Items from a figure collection

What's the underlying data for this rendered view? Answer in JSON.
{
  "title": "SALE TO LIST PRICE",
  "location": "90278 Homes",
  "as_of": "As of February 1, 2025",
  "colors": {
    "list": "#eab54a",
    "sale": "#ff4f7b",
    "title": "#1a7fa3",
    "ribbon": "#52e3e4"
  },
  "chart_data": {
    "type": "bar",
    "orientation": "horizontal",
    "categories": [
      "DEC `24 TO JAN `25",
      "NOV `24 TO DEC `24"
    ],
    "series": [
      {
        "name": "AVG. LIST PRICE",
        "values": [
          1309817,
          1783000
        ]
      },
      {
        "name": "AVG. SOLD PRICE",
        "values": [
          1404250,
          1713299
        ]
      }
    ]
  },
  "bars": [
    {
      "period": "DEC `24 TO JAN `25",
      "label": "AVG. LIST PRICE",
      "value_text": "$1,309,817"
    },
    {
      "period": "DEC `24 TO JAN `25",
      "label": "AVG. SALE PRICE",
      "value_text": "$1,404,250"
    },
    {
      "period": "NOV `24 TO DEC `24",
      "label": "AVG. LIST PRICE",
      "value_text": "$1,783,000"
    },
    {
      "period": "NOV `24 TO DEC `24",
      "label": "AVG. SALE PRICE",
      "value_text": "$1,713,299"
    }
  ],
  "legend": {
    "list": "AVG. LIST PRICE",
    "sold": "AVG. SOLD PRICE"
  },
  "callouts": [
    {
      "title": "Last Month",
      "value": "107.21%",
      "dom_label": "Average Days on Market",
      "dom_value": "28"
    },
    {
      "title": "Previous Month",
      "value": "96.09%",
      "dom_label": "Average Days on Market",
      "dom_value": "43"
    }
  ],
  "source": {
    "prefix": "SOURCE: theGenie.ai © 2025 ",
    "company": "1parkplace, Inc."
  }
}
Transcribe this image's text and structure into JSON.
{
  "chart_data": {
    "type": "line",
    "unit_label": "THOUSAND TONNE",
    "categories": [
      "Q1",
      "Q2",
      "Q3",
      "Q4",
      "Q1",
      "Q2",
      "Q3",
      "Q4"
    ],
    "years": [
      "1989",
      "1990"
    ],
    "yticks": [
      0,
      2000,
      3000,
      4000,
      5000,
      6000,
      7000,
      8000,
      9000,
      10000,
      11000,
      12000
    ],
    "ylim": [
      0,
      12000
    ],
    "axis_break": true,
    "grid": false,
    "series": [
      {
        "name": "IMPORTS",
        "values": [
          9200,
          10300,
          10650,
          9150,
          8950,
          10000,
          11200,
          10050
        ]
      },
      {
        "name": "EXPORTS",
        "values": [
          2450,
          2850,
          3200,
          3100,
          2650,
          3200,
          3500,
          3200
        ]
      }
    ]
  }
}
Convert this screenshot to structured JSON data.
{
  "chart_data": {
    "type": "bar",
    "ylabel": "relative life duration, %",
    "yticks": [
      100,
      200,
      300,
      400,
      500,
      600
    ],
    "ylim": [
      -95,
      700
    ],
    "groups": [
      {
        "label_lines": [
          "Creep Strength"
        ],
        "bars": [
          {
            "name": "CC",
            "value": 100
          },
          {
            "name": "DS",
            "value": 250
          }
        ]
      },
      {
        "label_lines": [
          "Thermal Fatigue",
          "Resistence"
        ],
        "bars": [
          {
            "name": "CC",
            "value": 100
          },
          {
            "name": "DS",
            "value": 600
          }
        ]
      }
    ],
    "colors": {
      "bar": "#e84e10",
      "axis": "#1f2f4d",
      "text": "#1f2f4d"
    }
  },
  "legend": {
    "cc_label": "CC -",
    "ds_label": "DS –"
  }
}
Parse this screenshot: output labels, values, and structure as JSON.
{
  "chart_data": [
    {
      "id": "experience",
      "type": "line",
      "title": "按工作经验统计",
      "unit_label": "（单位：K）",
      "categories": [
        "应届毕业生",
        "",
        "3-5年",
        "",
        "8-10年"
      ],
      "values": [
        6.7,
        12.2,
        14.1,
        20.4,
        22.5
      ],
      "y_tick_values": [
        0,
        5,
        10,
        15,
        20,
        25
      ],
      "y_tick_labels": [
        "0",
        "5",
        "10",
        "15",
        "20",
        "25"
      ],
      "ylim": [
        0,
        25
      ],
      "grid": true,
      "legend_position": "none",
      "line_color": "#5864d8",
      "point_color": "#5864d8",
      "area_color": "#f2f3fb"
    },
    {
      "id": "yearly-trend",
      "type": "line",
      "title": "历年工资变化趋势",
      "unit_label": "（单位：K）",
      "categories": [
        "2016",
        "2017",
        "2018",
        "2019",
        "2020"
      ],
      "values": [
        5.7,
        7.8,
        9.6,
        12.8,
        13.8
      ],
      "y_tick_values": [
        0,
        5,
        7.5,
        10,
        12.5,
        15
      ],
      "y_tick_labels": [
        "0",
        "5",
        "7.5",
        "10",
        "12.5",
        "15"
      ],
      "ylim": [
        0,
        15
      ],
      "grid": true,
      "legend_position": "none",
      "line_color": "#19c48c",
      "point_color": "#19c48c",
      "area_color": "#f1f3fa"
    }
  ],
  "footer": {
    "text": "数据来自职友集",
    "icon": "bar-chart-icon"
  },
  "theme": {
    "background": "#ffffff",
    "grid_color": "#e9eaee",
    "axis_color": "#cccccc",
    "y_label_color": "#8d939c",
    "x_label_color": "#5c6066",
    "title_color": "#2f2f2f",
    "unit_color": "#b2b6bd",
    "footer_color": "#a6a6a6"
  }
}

*Goal:* Give a word-for-word copy of the records.

*Expected answer:*
What's the underlying data for this rendered view? Answer in JSON.
{
  "title": "SALE TO LIST PRICE",
  "location": "90278 Homes",
  "as_of": "As of February 1, 2025",
  "colors": {
    "list": "#eab54a",
    "sale": "#ff4f7b",
    "title": "#1a7fa3",
    "ribbon": "#52e3e4"
  },
  "chart_data": {
    "type": "bar",
    "orientation": "horizontal",
    "categories": [
      "DEC `24 TO JAN `25",
      "NOV `24 TO DEC `24"
    ],
    "series": [
      {
        "name": "AVG. LIST PRICE",
        "values": [
          1309817,
          1783000
        ]
      },
      {
        "name": "AVG. SOLD PRICE",
        "values": [
          1404250,
          1713299
        ]
      }
    ]
  },
  "bars": [
    {
      "period": "DEC `24 TO JAN `25",
      "label": "AVG. LIST PRICE",
      "value_text": "$1,309,817"
    },
    {
      "period": "DEC `24 TO JAN `25",
      "label": "AVG. SALE PRICE",
      "value_text": "$1,404,250"
    },
    {
      "period": "NOV `24 TO DEC `24",
      "label": "AVG. LIST PRICE",
      "value_text": "$1,783,000"
    },
    {
      "period": "NOV `24 TO DEC `24",
      "label": "AVG. SALE PRICE",
      "value_text": "$1,713,299"
    }
  ],
  "legend": {
    "list": "AVG. LIST PRICE",
    "sold": "AVG. SOLD PRICE"
  },
  "callouts": [
    {
      "title": "Last Month",
      "value": "107.21%",
      "dom_label": "Average Days on Market",
      "dom_value": "28"
    },
    {
      "title": "Previous Month",
      "value": "96.09%",
      "dom_label": "Average Days on Market",
      "dom_value": "43"
    }
  ],
  "source": {
    "prefix": "SOURCE: theGenie.ai © 2025 ",
    "company": "1parkplace, Inc."
  }
}
Transcribe this image's text and structure into JSON.
{
  "chart_data": {
    "type": "line",
    "unit_label": "THOUSAND TONNE",
    "categories": [
      "Q1",
      "Q2",
      "Q3",
      "Q4",
      "Q1",
      "Q2",
      "Q3",
      "Q4"
    ],
    "years": [
      "1989",
      "1990"
    ],
    "yticks": [
      0,
      2000,
      3000,
      4000,
      5000,
      6000,
      7000,
      8000,
      9000,
      10000,
      11000,
      12000
    ],
    "ylim": [
      0,
      12000
    ],
    "axis_break": true,
    "grid": false,
    "series": [
      {
        "name": "IMPORTS",
        "values": [
          9200,
          10300,
          10650,
          9150,
          8950,
          10000,
          11200,
          10050
        ]
      },
      {
        "name": "EXPORTS",
        "values": [
          2450,
          2850,
          3200,
          3100,
          2650,
          3200,
          3500,
          3200
        ]
      }
    ]
  }
}
Convert this screenshot to structured JSON data.
{
  "chart_data": {
    "type": "bar",
    "ylabel": "relative life duration, %",
    "yticks": [
      100,
      200,
      300,
      400,
      500,
      600
    ],
    "ylim": [
      -95,
      700
    ],
    "groups": [
      {
        "label_lines": [
          "Creep Strength"
        ],
        "bars": [
          {
            "name": "CC",
            "value": 100
          },
          {
            "name": "DS",
            "value": 250
          }
        ]
      },
      {
        "label_lines": [
          "Thermal Fatigue",
          "Resistence"
        ],
        "bars": [
          {
            "name": "CC",
            "value": 100
          },
          {
            "name": "DS",
            "value": 600
          }
        ]
      }
    ],
    "colors": {
      "bar": "#e84e10",
      "axis": "#1f2f4d",
      "text": "#1f2f4d"
    }
  },
  "legend": {
    "cc_label": "CC -",
    "ds_label": "DS –"
  }
}
Parse this screenshot: output labels, values, and structure as JSON.
{
  "chart_data": [
    {
      "id": "experience",
      "type": "line",
      "title": "按工作经验统计",
      "unit_label": "（单位：K）",
      "categories": [
        "应届毕业生",
        "",
        "3-5年",
        "",
        "8-10年"
      ],
      "values": [
        6.7,
        12.2,
        14.1,
        20.4,
        22.5
      ],
      "y_tick_values": [
        0,
        5,
        10,
        15,
        20,
        25
      ],
      "y_tick_labels": [
        "0",
        "5",
        "10",
        "15",
        "20",
        "25"
      ],
      "ylim": [
        0,
        25
      ],
      "grid": true,
      "legend_position": "none",
      "line_color": "#5864d8",
      "point_color": "#5864d8",
      "area_color": "#f2f3fb"
    },
    {
      "id": "yearly-trend",
      "type": "line",
      "title": "历年工资变化趋势",
      "unit_label": "（单位：K）",
      "categories": [
        "2016",
        "2017",
        "2018",
        "2019",
        "2020"
      ],
      "values": [
        5.7,
        7.8,
        9.6,
        12.8,
        13.8
      ],
      "y_tick_values": [
        0,
        5,
        7.5,
        10,
        12.5,
        15
      ],
      "y_tick_labels": [
        "0",
        "5",
        "7.5",
        "10",
        "12.5",
        "15"
      ],
      "ylim": [
        0,
        15
      ],
      "grid": true,
      "legend_position": "none",
      "line_color": "#19c48c",
      "point_color": "#19c48c",
      "area_color": "#f1f3fa"
    }
  ],
  "footer": {
    "text": "数据来自职友集",
    "icon": "bar-chart-icon"
  },
  "theme": {
    "background": "#ffffff",
    "grid_color": "#e9eaee",
    "axis_color": "#cccccc",
    "y_label_color": "#8d939c",
    "x_label_color": "#5c6066",
    "title_color": "#2f2f2f",
    "unit_color": "#b2b6bd",
    "footer_color": "#a6a6a6"
  }
}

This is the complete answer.